(Records from a data collection):
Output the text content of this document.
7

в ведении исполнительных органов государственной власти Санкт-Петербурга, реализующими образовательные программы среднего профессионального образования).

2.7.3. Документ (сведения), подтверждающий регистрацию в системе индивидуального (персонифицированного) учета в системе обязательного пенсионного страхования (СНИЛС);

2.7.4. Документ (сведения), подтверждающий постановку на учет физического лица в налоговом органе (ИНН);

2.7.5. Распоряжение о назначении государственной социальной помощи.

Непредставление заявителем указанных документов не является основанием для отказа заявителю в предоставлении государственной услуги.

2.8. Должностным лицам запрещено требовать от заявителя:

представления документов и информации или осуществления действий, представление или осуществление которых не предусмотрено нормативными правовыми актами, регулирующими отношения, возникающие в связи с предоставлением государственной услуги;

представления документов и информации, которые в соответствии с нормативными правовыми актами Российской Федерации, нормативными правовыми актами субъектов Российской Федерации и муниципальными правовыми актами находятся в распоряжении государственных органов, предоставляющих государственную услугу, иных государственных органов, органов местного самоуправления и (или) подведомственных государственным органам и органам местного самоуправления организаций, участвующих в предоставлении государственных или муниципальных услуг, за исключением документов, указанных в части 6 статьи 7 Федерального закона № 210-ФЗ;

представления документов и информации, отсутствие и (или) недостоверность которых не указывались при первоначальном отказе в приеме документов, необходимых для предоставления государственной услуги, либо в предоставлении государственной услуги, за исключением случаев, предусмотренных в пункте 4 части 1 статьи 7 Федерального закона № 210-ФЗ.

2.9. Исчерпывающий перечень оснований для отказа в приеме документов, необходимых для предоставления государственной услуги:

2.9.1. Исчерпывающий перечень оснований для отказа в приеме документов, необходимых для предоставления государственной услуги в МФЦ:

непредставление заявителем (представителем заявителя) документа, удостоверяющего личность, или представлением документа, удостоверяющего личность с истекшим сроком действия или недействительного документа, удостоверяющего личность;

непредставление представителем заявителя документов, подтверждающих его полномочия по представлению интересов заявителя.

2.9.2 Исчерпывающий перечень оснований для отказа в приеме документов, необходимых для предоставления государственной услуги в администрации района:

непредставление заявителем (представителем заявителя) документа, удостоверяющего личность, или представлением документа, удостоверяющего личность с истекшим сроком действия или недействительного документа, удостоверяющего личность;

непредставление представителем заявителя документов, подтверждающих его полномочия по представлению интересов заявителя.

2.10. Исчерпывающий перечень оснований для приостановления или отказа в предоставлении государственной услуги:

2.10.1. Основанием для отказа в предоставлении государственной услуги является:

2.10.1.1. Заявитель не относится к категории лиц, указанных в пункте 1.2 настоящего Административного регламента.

(EXERCISE DESCRIPTION):
Write out all of the records once more, exactly.

(FULL SOLUTION):
Output the text content of this document.
7

в ведении исполнительных органов государственной власти Санкт-Петербурга, реализующими образовательные программы среднего профессионального образования).

2.7.3. Документ (сведения), подтверждающий регистрацию в системе индивидуального (персонифицированного) учета в системе обязательного пенсионного страхования (СНИЛС);

2.7.4. Документ (сведения), подтверждающий постановку на учет физического лица в налоговом органе (ИНН);

2.7.5. Распоряжение о назначении государственной социальной помощи.

Непредставление заявителем указанных документов не является основанием для отказа заявителю в предоставлении государственной услуги.

2.8. Должностным лицам запрещено требовать от заявителя:

представления документов и информации или осуществления действий, представление или осуществление которых не предусмотрено нормативными правовыми актами, регулирующими отношения, возникающие в связи с предоставлением государственной услуги;

представления документов и информации, которые в соответствии с нормативными правовыми актами Российской Федерации, нормативными правовыми актами субъектов Российской Федерации и муниципальными правовыми актами находятся в распоряжении государственных органов, предоставляющих государственную услугу, иных государственных органов, органов местного самоуправления и (или) подведомственных государственным органам и органам местного самоуправления организаций, участвующих в предоставлении государственных или муниципальных услуг, за исключением документов, указанных в части 6 статьи 7 Федерального закона № 210-ФЗ;

представления документов и информации, отсутствие и (или) недостоверность которых не указывались при первоначальном отказе в приеме документов, необходимых для предоставления государственной услуги, либо в предоставлении государственной услуги, за исключением случаев, предусмотренных в пункте 4 части 1 статьи 7 Федерального закона № 210-ФЗ.

2.9. Исчерпывающий перечень оснований для отказа в приеме документов, необходимых для предоставления государственной услуги:

2.9.1. Исчерпывающий перечень оснований для отказа в приеме документов, необходимых для предоставления государственной услуги в МФЦ:

непредставление заявителем (представителем заявителя) документа, удостоверяющего личность, или представлением документа, удостоверяющего личность с истекшим сроком действия или недействительного документа, удостоверяющего личность;

непредставление представителем заявителя документов, подтверждающих его полномочия по представлению интересов заявителя.

2.9.2 Исчерпывающий перечень оснований для отказа в приеме документов, необходимых для предоставления государственной услуги в администрации района:

непредставление заявителем (представителем заявителя) документа, удостоверяющего личность, или представлением документа, удостоверяющего личность с истекшим сроком действия или недействительного документа, удостоверяющего личность;

непредставление представителем заявителя документов, подтверждающих его полномочия по представлению интересов заявителя.

2.10. Исчерпывающий перечень оснований для приостановления или отказа в предоставлении государственной услуги:

2.10.1. Основанием для отказа в предоставлении государственной услуги является:

2.10.1.1. Заявитель не относится к категории лиц, указанных в пункте 1.2 настоящего Административного регламента.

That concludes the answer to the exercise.